> [SHORT PROBLEM]: Put each line of the listing below into a Markdown table with two columns, Number and Text. Give each line its row number and leave out any blank lines.

********************

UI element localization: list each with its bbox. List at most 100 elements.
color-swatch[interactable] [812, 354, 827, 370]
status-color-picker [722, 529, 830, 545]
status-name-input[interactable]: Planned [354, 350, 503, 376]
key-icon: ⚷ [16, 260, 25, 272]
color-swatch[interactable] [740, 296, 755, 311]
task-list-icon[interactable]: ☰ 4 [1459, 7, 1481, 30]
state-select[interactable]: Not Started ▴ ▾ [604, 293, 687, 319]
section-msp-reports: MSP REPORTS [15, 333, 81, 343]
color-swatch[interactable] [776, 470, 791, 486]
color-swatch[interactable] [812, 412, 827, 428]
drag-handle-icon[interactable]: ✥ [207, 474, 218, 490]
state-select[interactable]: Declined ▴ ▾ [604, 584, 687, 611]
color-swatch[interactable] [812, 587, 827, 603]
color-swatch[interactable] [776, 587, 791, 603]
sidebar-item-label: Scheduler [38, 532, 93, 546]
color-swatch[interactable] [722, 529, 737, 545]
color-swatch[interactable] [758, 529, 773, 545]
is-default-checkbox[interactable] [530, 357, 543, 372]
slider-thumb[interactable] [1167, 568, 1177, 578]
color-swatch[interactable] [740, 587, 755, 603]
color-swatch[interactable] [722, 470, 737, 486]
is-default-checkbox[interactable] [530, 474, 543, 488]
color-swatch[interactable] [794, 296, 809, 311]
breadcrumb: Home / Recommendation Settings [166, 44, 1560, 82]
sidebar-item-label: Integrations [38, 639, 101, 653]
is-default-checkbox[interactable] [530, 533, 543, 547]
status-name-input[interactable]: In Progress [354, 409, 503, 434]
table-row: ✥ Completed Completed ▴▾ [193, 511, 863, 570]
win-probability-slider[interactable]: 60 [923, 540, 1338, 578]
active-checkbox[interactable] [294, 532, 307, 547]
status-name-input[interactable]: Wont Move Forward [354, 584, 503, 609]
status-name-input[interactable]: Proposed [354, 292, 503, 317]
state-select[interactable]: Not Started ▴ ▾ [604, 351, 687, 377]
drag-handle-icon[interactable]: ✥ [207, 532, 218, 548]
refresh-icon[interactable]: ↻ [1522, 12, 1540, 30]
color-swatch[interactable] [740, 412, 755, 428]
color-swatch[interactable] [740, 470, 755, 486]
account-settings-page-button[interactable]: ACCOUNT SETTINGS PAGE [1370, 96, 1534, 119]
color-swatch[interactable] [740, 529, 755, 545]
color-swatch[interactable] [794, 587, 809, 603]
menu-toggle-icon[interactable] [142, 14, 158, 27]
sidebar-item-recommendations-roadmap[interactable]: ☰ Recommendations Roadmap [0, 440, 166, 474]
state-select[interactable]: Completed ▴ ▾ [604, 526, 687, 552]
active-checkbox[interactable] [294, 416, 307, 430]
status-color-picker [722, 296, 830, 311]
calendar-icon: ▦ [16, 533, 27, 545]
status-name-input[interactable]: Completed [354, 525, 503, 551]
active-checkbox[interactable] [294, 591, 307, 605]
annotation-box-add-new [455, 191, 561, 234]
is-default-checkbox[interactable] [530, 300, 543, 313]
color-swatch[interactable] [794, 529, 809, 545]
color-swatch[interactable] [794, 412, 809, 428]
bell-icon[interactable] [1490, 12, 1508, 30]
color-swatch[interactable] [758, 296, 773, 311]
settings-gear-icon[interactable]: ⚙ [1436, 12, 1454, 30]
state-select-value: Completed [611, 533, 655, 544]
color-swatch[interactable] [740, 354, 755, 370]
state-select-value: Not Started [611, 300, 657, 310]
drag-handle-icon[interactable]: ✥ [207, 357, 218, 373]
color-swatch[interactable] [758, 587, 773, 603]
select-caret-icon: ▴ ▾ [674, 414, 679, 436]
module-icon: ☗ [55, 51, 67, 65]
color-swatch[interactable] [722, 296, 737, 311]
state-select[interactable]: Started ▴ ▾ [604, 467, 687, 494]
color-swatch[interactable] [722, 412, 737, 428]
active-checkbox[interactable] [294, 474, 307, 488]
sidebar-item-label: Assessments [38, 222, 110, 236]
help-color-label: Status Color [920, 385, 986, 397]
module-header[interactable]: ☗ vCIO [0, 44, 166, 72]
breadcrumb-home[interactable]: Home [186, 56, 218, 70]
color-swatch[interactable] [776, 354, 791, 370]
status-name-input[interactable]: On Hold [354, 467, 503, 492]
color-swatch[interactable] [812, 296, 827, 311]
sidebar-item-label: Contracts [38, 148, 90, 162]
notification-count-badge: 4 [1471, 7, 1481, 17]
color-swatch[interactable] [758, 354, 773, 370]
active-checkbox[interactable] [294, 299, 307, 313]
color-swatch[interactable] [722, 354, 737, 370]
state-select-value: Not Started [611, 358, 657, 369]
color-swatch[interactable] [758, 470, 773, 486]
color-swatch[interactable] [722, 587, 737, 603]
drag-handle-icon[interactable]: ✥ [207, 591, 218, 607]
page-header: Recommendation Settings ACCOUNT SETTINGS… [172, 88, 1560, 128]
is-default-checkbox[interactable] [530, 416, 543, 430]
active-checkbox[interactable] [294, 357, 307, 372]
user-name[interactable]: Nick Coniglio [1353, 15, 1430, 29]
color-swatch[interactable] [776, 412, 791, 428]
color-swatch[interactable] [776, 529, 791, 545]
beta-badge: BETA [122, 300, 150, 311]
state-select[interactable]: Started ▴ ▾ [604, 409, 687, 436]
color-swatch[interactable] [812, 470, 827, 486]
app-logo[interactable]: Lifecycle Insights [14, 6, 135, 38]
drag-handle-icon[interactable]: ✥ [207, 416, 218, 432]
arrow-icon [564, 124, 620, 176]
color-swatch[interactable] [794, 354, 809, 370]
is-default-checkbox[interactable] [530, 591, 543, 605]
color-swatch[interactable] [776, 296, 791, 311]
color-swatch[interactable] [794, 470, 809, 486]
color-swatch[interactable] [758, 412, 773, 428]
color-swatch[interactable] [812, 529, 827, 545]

********************

> [WORKED SOLUTION]:
| Number | Text |
|---|---|
| 1 | UI element localization: list each with its bbox. List at most 100 elements. |
| 2 | color-swatch[interactable] [812, 354, 827, 370] |
| 3 | status-color-picker [722, 529, 830, 545] |
| 4 | status-name-input[interactable]: Planned [354, 350, 503, 376] |
| 5 | key-icon: ⚷ [16, 260, 25, 272] |
| 6 | color-swatch[interactable] [740, 296, 755, 311] |
| 7 | task-list-icon[interactable]: ☰ 4 [1459, 7, 1481, 30] |
| 8 | state-select[interactable]: Not Started ▴ ▾ [604, 293, 687, 319] |
| 9 | section-msp-reports: MSP REPORTS [15, 333, 81, 343] |
| 10 | color-swatch[interactable] [776, 470, 791, 486] |
| 11 | color-swatch[interactable] [812, 412, 827, 428] |
| 12 | drag-handle-icon[interactable]: ✥ [207, 474, 218, 490] |
| 13 | state-select[interactable]: Declined ▴ ▾ [604, 584, 687, 611] |
| 14 | color-swatch[interactable] [812, 587, 827, 603] |
| 15 | color-swatch[interactable] [776, 587, 791, 603] |
| 16 | sidebar-item-label: Scheduler [38, 532, 93, 546] |
| 17 | color-swatch[interactable] [722, 529, 737, 545] |
| 18 | color-swatch[interactable] [758, 529, 773, 545] |
| 19 | is-default-checkbox[interactable] [530, 357, 543, 372] |
| 20 | slider-thumb[interactable] [1167, 568, 1177, 578] |
| 21 | color-swatch[interactable] [740, 587, 755, 603] |
| 22 | color-swatch[interactable] [722, 470, 737, 486] |
| 23 | is-default-checkbox[interactable] [530, 474, 543, 488] |
| 24 | color-swatch[interactable] [794, 296, 809, 311] |
| 25 | breadcrumb: Home / Recommendation Settings [166, 44, 1560, 82] |
| 26 | sidebar-item-label: Integrations [38, 639, 101, 653] |
| 27 | is-default-checkbox[interactable] [530, 533, 543, 547] |
| 28 | status-name-input[interactable]: In Progress [354, 409, 503, 434] |
| 29 | table-row: ✥ Completed Completed ▴▾ [193, 511, 863, 570] |
| 30 | win-probability-slider[interactable]: 60 [923, 540, 1338, 578] |
| 31 | active-checkbox[interactable] [294, 532, 307, 547] |
| 32 | status-name-input[interactable]: Wont Move Forward [354, 584, 503, 609] |
| 33 | status-name-input[interactable]: Proposed [354, 292, 503, 317] |
| 34 | state-select[interactable]: Not Started ▴ ▾ [604, 351, 687, 377] |
| 35 | drag-handle-icon[interactable]: ✥ [207, 532, 218, 548] |
| 36 | refresh-icon[interactable]: ↻ [1522, 12, 1540, 30] |
| 37 | color-swatch[interactable] [740, 412, 755, 428] |
| 38 | color-swatch[interactable] [740, 470, 755, 486] |
| 39 | account-settings-page-button[interactable]: ACCOUNT SETTINGS PAGE [1370, 96, 1534, 119] |
| 40 | color-swatch[interactable] [740, 529, 755, 545] |
| 41 | color-swatch[interactable] [794, 587, 809, 603] |
| 42 | menu-toggle-icon[interactable] [142, 14, 158, 27] |
| 43 | sidebar-item-recommendations-roadmap[interactable]: ☰ Recommendations Roadmap [0, 440, 166, 474] |
| 44 | state-select[interactable]: Completed ▴ ▾ [604, 526, 687, 552] |
| 45 | active-checkbox[interactable] [294, 416, 307, 430] |
| 46 | status-color-picker [722, 296, 830, 311] |
| 47 | calendar-icon: ▦ [16, 533, 27, 545] |
| 48 | status-name-input[interactable]: Completed [354, 525, 503, 551] |
| 49 | active-checkbox[interactable] [294, 591, 307, 605] |
| 50 | annotation-box-add-new [455, 191, 561, 234] |
| 51 | is-default-checkbox[interactable] [530, 300, 543, 313] |
| 52 | color-swatch[interactable] [794, 529, 809, 545] |
| 53 | color-swatch[interactable] [794, 412, 809, 428] |
| 54 | bell-icon[interactable] [1490, 12, 1508, 30] |
| 55 | color-swatch[interactable] [758, 296, 773, 311] |
| 56 | settings-gear-icon[interactable]: ⚙ [1436, 12, 1454, 30] |
| 57 | state-select-value: Completed [611, 533, 655, 544] |
| 58 | color-swatch[interactable] [740, 354, 755, 370] |
| 59 | state-select-value: Not Started [611, 300, 657, 310] |
| 60 | drag-handle-icon[interactable]: ✥ [207, 357, 218, 373] |
| 61 | color-swatch[interactable] [758, 587, 773, 603] |
| 62 | select-caret-icon: ▴ ▾ [674, 414, 679, 436] |
| 63 | module-icon: ☗ [55, 51, 67, 65] |
| 64 | color-swatch[interactable] [722, 296, 737, 311] |
| 65 | state-select[interactable]: Started ▴ ▾ [604, 467, 687, 494] |
| 66 | color-swatch[interactable] [722, 412, 737, 428] |
| 67 | active-checkbox[interactable] [294, 474, 307, 488] |
| 68 | sidebar-item-label: Assessments [38, 222, 110, 236] |
| 69 | help-color-label: Status Color [920, 385, 986, 397] |
| 70 | module-header[interactable]: ☗ vCIO [0, 44, 166, 72] |
| 71 | breadcrumb-home[interactable]: Home [186, 56, 218, 70] |
| 72 | color-swatch[interactable] [776, 354, 791, 370] |
| 73 | status-name-input[interactable]: On Hold [354, 467, 503, 492] |
| 74 | color-swatch[interactable] [812, 296, 827, 311] |
| 75 | sidebar-item-label: Contracts [38, 148, 90, 162] |
| 76 | notification-count-badge: 4 [1471, 7, 1481, 17] |
| 77 | color-swatch[interactable] [758, 354, 773, 370] |
| 78 | active-checkbox[interactable] [294, 299, 307, 313] |
| 79 | color-swatch[interactable] [722, 354, 737, 370] |
| 80 | state-select-value: Not Started [611, 358, 657, 369] |
| 81 | color-swatch[interactable] [758, 470, 773, 486] |
| 82 | color-swatch[interactable] [722, 587, 737, 603] |
| 83 | drag-handle-icon[interactable]: ✥ [207, 591, 218, 607] |
| 84 | page-header: Recommendation Settings ACCOUNT SETTINGS… [172, 88, 1560, 128] |
| 85 | is-default-checkbox[interactable] [530, 416, 543, 430] |
| 86 | active-checkbox[interactable] [294, 357, 307, 372] |
| 87 | user-name[interactable]: Nick Coniglio [1353, 15, 1430, 29] |
| 88 | color-swatch[interactable] [776, 412, 791, 428] |
| 89 | color-swatch[interactable] [776, 529, 791, 545] |
| 90 | beta-badge: BETA [122, 300, 150, 311] |
| 91 | state-select[interactable]: Started ▴ ▾ [604, 409, 687, 436] |
| 92 | color-swatch[interactable] [812, 470, 827, 486] |
| 93 | app-logo[interactable]: Lifecycle Insights [14, 6, 135, 38] |
| 94 | drag-handle-icon[interactable]: ✥ [207, 416, 218, 432] |
| 95 | arrow-icon [564, 124, 620, 176] |
| 96 | color-swatch[interactable] [794, 354, 809, 370] |
| 97 | is-default-checkbox[interactable] [530, 591, 543, 605] |
| 98 | color-swatch[interactable] [776, 296, 791, 311] |
| 99 | color-swatch[interactable] [794, 470, 809, 486] |
| 100 | color-swatch[interactable] [758, 412, 773, 428] |
| 101 | color-swatch[interactable] [812, 529, 827, 545] |